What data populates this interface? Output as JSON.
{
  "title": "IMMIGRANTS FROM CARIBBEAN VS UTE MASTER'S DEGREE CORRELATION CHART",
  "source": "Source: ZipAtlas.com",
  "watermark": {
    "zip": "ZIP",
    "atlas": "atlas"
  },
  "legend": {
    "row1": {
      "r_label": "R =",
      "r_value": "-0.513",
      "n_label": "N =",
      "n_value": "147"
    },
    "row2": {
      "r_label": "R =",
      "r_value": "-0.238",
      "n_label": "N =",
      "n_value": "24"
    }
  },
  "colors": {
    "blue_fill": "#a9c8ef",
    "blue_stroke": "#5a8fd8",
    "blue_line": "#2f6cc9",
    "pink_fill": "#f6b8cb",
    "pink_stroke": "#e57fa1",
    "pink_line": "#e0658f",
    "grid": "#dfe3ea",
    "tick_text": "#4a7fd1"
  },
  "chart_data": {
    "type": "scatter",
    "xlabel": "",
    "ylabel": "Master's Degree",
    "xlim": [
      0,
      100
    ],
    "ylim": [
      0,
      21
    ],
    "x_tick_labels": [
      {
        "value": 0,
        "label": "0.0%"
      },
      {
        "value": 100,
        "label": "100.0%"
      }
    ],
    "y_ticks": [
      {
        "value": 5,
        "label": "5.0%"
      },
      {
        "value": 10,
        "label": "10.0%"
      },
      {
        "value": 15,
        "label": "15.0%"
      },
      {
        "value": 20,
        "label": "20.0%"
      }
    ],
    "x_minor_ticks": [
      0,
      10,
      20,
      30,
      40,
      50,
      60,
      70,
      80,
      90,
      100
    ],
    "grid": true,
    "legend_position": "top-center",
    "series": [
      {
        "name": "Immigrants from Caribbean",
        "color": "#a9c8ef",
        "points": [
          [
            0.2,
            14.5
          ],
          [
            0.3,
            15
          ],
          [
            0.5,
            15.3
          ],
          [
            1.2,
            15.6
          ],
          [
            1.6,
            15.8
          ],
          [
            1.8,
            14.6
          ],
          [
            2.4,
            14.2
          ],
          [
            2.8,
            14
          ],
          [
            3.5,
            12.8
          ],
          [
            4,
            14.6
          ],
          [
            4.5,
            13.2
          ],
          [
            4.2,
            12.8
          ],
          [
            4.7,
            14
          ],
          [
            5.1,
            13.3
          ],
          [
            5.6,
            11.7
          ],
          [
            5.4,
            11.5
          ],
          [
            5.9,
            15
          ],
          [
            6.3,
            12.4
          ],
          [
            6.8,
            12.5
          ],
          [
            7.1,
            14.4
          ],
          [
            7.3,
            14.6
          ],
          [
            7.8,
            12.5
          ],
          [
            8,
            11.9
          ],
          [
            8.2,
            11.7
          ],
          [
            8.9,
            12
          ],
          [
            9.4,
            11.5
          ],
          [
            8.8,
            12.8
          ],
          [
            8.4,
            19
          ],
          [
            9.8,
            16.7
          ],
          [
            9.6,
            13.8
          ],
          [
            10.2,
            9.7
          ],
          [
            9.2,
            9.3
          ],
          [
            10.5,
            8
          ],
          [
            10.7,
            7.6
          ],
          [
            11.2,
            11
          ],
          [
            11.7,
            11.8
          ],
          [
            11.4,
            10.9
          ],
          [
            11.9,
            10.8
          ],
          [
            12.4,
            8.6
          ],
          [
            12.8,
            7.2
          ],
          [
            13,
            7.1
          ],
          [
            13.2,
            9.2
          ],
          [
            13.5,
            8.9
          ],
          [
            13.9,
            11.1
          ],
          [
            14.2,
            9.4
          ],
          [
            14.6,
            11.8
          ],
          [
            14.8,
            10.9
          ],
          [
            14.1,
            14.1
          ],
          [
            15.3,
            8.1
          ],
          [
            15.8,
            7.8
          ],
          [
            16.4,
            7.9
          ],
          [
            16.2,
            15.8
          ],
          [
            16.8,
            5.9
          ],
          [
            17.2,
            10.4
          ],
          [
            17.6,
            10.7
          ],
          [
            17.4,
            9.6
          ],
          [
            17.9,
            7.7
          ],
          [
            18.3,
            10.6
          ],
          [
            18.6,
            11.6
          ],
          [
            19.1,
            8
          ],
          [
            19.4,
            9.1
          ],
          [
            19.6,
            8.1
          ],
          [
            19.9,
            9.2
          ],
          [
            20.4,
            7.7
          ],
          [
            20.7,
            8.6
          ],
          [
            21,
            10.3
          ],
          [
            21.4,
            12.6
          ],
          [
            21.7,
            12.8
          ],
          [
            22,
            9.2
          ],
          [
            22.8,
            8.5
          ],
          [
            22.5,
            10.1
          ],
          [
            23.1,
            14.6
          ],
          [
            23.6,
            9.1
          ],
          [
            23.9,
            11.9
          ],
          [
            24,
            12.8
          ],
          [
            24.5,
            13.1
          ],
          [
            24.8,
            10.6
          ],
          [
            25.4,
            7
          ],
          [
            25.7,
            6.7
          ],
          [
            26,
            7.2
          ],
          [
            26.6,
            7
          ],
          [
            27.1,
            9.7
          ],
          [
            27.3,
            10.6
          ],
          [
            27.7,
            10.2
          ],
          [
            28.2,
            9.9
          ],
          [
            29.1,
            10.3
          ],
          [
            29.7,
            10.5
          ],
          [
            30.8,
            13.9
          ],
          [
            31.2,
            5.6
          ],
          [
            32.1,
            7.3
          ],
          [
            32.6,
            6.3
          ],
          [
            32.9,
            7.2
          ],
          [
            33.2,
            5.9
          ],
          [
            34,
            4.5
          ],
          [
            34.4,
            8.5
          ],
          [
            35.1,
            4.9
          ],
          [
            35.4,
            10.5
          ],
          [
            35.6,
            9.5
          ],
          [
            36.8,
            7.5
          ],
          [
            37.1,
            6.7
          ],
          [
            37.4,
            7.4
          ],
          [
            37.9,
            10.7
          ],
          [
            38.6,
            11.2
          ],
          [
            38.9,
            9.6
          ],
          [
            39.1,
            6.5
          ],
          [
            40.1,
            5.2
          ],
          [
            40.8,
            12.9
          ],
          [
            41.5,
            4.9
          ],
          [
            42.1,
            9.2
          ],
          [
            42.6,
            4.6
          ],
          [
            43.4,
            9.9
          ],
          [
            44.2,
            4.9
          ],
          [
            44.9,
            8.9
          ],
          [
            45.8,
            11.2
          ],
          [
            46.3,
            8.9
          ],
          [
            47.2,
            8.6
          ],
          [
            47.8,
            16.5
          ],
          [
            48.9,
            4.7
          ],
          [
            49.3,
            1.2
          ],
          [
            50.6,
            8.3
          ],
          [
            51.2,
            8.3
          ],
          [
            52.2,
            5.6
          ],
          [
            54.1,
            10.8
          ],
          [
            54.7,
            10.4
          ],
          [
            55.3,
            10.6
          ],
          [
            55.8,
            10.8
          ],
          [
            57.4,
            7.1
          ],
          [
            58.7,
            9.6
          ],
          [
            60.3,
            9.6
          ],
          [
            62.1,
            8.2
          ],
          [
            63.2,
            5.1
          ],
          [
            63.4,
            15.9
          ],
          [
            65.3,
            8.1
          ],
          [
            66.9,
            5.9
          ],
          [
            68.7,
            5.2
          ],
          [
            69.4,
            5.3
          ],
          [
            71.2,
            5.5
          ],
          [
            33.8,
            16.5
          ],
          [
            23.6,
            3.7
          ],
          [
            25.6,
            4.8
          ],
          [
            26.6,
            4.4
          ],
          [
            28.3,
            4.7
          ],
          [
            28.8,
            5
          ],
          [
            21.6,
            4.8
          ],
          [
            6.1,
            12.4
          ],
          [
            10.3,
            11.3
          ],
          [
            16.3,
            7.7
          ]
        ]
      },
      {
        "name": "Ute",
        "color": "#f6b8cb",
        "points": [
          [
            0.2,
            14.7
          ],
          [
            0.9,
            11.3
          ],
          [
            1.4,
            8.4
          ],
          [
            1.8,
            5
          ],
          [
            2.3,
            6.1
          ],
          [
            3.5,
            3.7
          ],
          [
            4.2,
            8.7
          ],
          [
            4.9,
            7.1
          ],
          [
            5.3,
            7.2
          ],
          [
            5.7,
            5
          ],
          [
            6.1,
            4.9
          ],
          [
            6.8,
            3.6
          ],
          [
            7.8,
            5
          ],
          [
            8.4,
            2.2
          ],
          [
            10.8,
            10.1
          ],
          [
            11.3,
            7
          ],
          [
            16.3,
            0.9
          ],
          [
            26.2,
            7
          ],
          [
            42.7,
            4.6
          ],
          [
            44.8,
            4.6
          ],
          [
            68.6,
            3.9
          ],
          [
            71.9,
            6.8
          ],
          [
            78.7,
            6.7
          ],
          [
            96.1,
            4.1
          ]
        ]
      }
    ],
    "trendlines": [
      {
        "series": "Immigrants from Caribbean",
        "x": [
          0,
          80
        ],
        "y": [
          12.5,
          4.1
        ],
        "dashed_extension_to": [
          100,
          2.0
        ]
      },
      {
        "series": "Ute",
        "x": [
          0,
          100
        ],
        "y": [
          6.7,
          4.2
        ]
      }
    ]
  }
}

• Task brief: Scan the listing above for the word "series" and copy every line that holds it.

• Solved exercise:
    "series": [
        "series": "Immigrants from Caribbean",
        "series": "Ute",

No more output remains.